#### [Exercise instructions]
Take each line that has the word "مترمربع" and return it.

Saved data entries
╭──
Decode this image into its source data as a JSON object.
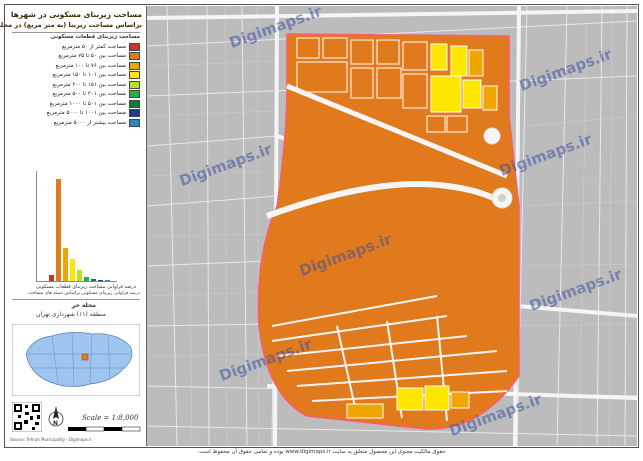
{
  "sidebar": {
    "title_line1": "مساحت زیربنای مسکونی در شهرها",
    "title_line2": "براساس مساحت زیربنا (به متر مربع) در محله حر",
    "legend_header": "مساحت زیربنای قطعات مسکونی",
    "legend": [
      {
        "label": "مساحت کمتر از ۵۰ مترمربع",
        "color": "#c0392b"
      },
      {
        "label": "مساحت بین ۵۰ تا ۷۵ مترمربع",
        "color": "#e07a1c"
      },
      {
        "label": "مساحت بین ۷۶ تا ۱۰۰ مترمربع",
        "color": "#f0a500"
      },
      {
        "label": "مساحت بین ۱۰۱ تا ۱۵۰ مترمربع",
        "color": "#ffe600"
      },
      {
        "label": "مساحت بین ۱۵۱ تا ۲۰۰ مترمربع",
        "color": "#b5e61d"
      },
      {
        "label": "مساحت بین ۲۰۱ تا ۵۰۰ مترمربع",
        "color": "#22b14c"
      },
      {
        "label": "مساحت بین ۵۰۱ تا ۱۰۰۰ مترمربع",
        "color": "#117a3a"
      },
      {
        "label": "مساحت بین ۱۰۰۱ تا ۵۰۰۰ مترمربع",
        "color": "#1f3a93"
      },
      {
        "label": "مساحت بیشتر از ۵۰۰۰ مترمربع",
        "color": "#2e86c1"
      }
    ],
    "histogram": [
      {
        "value": 6,
        "color": "#c0392b"
      },
      {
        "value": 100,
        "color": "#e07a1c"
      },
      {
        "value": 32,
        "color": "#f0a500"
      },
      {
        "value": 22,
        "color": "#ffe600"
      },
      {
        "value": 11,
        "color": "#b5e61d"
      },
      {
        "value": 4,
        "color": "#22b14c"
      },
      {
        "value": 2,
        "color": "#117a3a"
      },
      {
        "value": 1,
        "color": "#1f3a93"
      },
      {
        "value": 1,
        "color": "#2e86c1"
      }
    ],
    "chart_caption1": "درصد فراوانی مساحت زیربنای قطعات مسکونی",
    "chart_caption2": "درصد فراوانی زیربنای مسکونی براساس دسته های مساحت",
    "place_name": "محله حر",
    "district": "منطقه (۱۱) شهرداری تهران",
    "scale": "Scale = 1:8,000",
    "north_label": "N",
    "credits": "Source: Tehran Municipality · Digimaps.ir"
  },
  "map": {
    "watermarks": [
      "Digimaps.ir",
      "Digimaps.ir",
      "Digimaps.ir",
      "Digimaps.ir",
      "Digimaps.ir",
      "Digimaps.ir",
      "Digimaps.ir",
      "Digimaps.ir"
    ],
    "colors": {
      "background": "#bcbcbc",
      "roads": "#f2f2f2",
      "block_main": "#e07a1c",
      "block_yellow": "#ffe600",
      "block_amber": "#f0a500",
      "boundary": "#ff5a6e"
    }
  },
  "footer": {
    "text": "حقوق مالکیت معنوی این محصول متعلق به سایت www.digimaps.ir بوده و تمامی حقوق آن محفوظ است."
  }
}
╰──
#### [Exercise answer]
        "label": "مساحت کمتر از ۵۰ مترمربع",
        "label": "مساحت بین ۵۰ تا ۷۵ مترمربع",
        "label": "مساحت بین ۷۶ تا ۱۰۰ مترمربع",
        "label": "مساحت بین ۱۰۱ تا ۱۵۰ مترمربع",
        "label": "مساحت بین ۱۵۱ تا ۲۰۰ مترمربع",
        "label": "مساحت بین ۲۰۱ تا ۵۰۰ مترمربع",
        "label": "مساحت بین ۵۰۱ تا ۱۰۰۰ مترمربع",
        "label": "مساحت بین ۱۰۰۱ تا ۵۰۰۰ مترمربع",
        "label": "مساحت بیشتر از ۵۰۰۰ مترمربع",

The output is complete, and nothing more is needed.